§ **What you should do**
Take every line where the string "JSON" appears and copy it.

========================

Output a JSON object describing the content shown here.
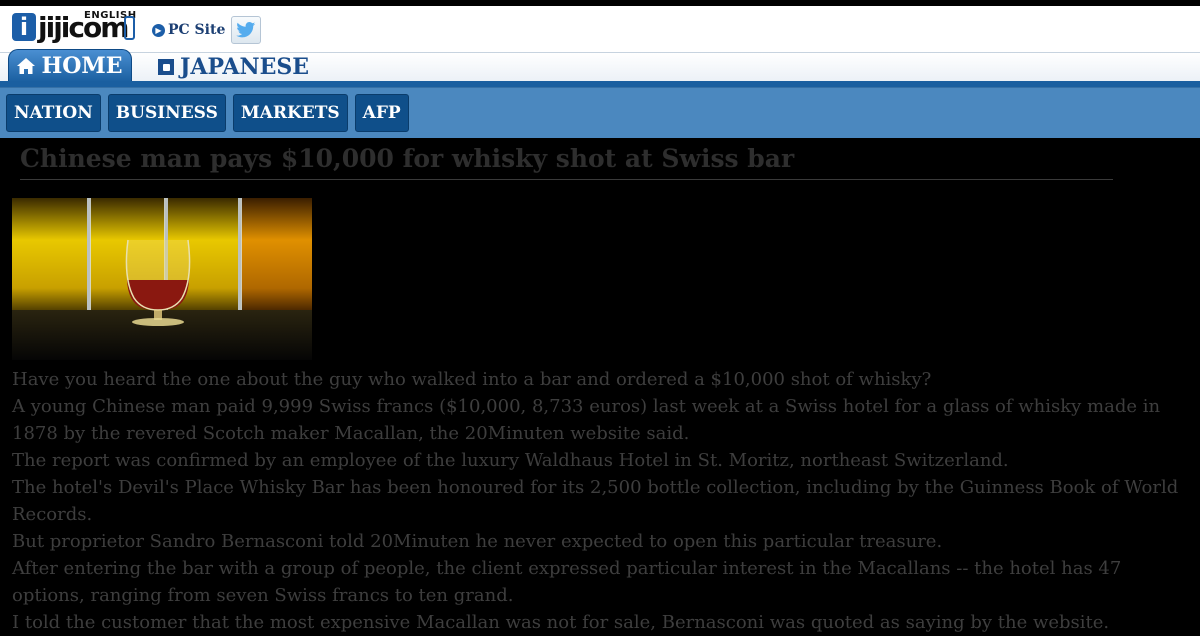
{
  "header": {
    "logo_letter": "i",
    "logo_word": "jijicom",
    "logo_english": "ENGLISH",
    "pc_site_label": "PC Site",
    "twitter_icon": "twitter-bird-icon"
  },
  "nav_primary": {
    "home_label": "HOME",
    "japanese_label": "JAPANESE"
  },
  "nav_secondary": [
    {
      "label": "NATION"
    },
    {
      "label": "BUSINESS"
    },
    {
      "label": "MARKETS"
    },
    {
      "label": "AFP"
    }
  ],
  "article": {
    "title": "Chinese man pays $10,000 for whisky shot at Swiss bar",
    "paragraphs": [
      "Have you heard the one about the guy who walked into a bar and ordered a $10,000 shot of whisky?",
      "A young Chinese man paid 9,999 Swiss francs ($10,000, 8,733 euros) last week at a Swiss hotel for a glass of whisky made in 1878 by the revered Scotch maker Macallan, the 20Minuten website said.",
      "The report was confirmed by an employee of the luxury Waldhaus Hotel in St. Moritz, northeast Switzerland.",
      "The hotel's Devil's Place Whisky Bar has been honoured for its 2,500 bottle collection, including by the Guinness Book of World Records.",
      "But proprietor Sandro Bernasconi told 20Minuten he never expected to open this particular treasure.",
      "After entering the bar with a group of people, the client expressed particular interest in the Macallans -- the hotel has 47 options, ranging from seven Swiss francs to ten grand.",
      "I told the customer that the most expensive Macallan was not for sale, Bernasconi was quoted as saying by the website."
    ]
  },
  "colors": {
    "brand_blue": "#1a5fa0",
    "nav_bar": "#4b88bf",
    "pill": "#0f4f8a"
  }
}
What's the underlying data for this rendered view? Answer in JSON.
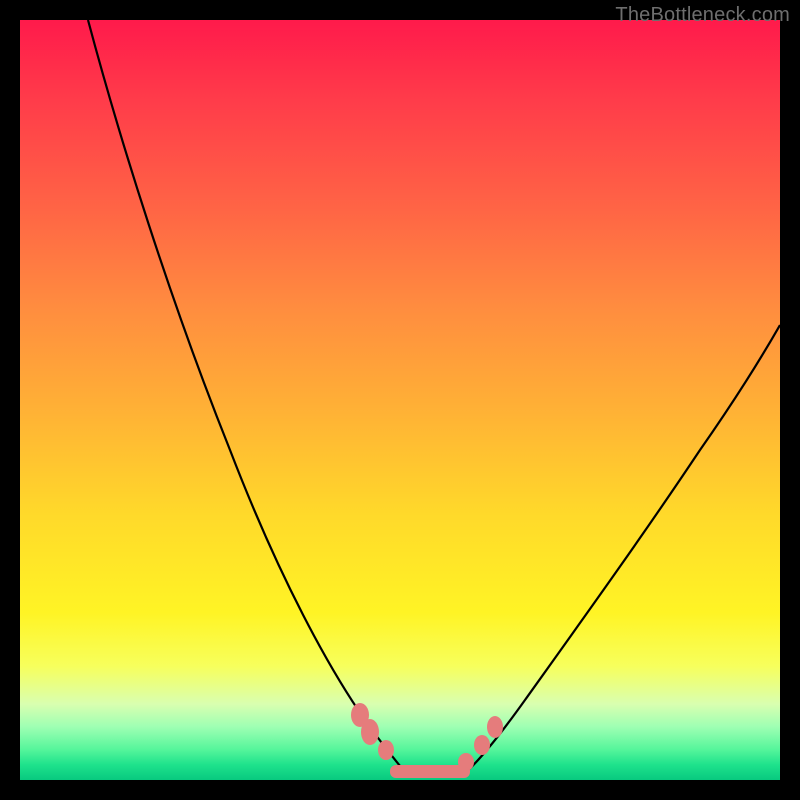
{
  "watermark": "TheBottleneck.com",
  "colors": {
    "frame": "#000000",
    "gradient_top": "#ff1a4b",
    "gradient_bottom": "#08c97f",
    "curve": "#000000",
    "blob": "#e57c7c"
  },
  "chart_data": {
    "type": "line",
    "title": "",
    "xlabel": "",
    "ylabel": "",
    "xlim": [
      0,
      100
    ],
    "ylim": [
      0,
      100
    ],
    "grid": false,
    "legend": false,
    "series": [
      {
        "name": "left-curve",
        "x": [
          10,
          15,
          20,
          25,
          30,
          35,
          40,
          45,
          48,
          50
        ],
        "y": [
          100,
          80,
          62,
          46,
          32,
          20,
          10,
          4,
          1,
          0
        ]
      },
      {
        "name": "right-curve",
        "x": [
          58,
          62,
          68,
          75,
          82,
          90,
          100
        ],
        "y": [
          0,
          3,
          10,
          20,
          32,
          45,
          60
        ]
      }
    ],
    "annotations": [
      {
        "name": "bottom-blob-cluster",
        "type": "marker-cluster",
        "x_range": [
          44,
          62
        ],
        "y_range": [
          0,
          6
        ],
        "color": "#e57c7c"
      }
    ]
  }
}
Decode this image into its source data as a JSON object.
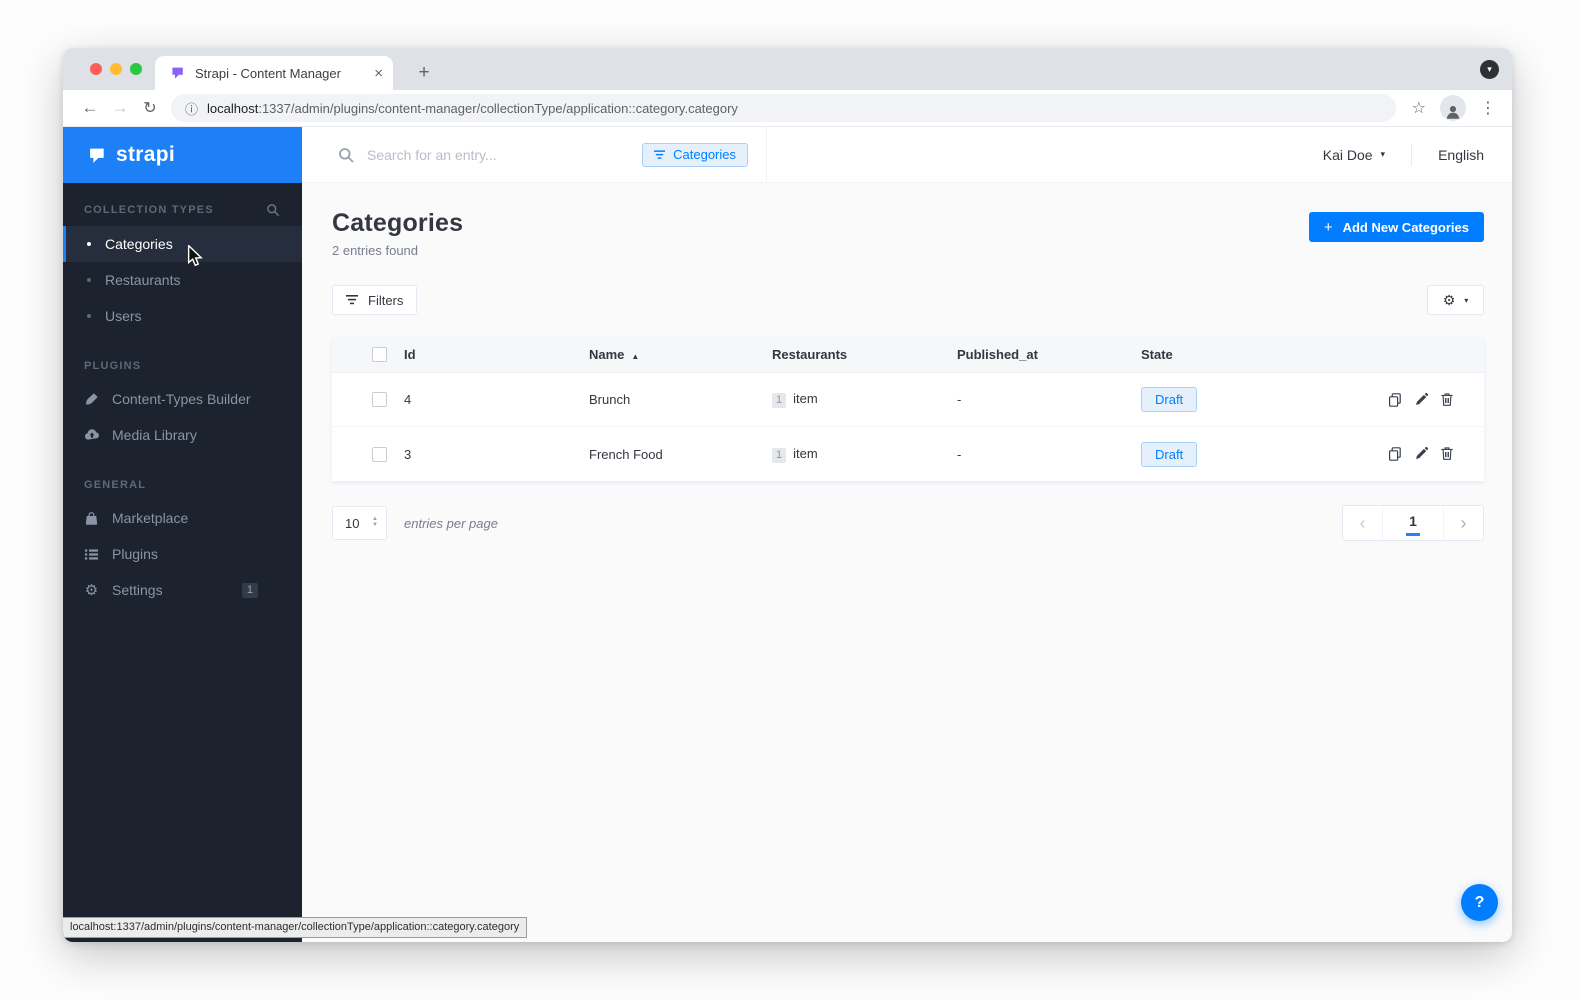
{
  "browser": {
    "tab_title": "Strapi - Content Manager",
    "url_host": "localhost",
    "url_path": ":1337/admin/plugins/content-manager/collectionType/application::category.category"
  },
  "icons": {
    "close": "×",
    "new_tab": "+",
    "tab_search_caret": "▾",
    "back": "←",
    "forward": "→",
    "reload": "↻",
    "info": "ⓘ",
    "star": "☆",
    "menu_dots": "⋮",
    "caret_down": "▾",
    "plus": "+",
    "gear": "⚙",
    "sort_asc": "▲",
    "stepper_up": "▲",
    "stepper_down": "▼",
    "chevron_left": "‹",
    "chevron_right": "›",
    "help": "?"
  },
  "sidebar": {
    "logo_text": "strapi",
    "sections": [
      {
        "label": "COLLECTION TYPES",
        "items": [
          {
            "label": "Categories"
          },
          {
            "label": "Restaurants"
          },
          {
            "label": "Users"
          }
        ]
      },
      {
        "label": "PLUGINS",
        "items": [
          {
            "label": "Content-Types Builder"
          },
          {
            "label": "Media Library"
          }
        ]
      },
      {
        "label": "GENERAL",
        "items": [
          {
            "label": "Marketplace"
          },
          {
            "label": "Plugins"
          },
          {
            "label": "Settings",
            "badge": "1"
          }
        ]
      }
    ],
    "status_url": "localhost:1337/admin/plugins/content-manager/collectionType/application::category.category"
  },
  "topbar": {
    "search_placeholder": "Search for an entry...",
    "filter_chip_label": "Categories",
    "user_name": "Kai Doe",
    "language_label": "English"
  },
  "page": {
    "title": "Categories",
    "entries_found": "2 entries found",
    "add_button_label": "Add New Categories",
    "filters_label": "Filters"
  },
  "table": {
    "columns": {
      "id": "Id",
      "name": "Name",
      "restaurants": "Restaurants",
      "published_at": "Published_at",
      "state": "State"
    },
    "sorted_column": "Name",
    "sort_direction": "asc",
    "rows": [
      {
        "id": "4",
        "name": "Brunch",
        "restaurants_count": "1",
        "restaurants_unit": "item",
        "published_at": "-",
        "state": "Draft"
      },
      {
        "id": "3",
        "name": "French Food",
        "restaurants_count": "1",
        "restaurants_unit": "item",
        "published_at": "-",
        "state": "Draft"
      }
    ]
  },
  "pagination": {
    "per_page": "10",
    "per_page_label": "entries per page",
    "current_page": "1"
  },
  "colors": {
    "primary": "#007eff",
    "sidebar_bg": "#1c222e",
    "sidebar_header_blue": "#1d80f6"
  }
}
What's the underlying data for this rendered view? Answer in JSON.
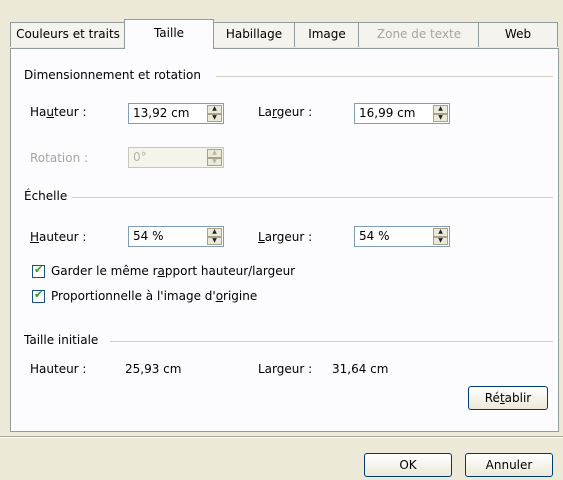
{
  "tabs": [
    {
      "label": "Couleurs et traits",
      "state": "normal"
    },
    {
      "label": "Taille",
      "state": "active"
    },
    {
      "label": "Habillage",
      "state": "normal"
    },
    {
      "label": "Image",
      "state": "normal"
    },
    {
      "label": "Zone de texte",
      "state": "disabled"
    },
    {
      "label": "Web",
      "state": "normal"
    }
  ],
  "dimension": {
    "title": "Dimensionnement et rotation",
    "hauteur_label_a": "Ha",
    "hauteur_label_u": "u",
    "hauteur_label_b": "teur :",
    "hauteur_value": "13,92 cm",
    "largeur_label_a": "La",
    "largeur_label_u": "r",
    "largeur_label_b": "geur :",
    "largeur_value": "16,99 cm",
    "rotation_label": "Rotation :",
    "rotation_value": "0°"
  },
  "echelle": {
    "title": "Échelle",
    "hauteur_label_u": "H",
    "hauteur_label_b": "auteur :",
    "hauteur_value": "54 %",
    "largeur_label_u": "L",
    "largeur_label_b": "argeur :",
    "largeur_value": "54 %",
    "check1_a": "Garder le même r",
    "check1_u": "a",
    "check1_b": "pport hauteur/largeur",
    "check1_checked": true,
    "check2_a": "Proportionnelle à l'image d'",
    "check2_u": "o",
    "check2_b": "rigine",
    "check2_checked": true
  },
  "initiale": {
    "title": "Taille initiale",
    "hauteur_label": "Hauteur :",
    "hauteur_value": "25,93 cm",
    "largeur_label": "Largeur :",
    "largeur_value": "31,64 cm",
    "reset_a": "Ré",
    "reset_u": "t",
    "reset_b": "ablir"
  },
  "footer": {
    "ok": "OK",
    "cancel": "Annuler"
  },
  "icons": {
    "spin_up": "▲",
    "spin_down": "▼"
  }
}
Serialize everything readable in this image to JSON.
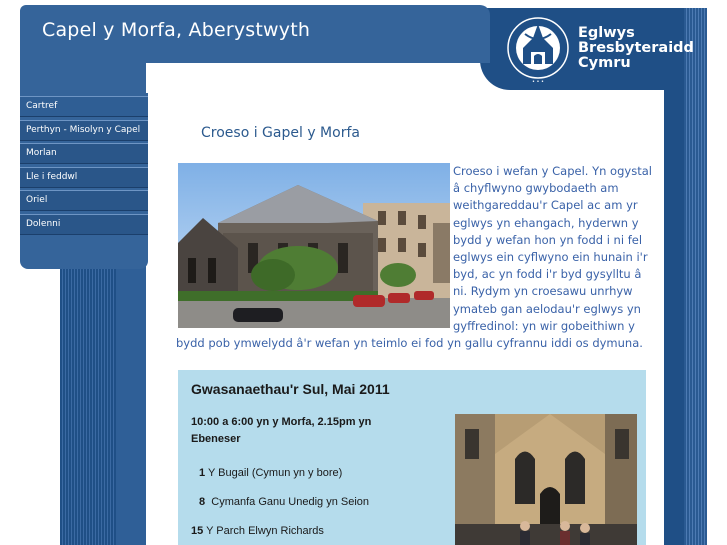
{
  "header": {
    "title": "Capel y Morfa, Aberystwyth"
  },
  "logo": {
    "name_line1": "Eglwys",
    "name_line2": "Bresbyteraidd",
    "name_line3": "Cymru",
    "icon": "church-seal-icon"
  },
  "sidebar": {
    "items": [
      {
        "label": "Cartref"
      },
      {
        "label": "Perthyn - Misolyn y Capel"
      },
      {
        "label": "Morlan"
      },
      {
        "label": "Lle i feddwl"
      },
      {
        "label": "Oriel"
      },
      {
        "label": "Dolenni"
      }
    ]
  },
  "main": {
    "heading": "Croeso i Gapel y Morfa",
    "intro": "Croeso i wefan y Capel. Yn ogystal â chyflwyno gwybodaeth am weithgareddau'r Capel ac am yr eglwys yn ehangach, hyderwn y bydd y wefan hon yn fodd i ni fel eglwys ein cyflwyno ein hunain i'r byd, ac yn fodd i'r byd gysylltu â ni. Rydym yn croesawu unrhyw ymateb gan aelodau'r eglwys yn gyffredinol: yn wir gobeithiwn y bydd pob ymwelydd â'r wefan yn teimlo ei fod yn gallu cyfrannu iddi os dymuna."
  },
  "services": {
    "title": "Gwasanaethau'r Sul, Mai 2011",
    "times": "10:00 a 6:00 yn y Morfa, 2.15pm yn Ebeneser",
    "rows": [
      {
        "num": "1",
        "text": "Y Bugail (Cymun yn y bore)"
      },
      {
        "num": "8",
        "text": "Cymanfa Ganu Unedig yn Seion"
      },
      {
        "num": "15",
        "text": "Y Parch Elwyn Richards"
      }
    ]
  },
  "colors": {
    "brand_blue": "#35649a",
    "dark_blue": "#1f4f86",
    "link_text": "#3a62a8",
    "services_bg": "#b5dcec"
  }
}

========================

§ **Finished task**
Output a JSON object describing the content shown here.
What's the underlying data for this rendered view? Answer in JSON.
Decode this image into its source data as a JSON object.
What's the underlying data for this rendered view? Answer in JSON.
Serialize everything readable in this image to JSON.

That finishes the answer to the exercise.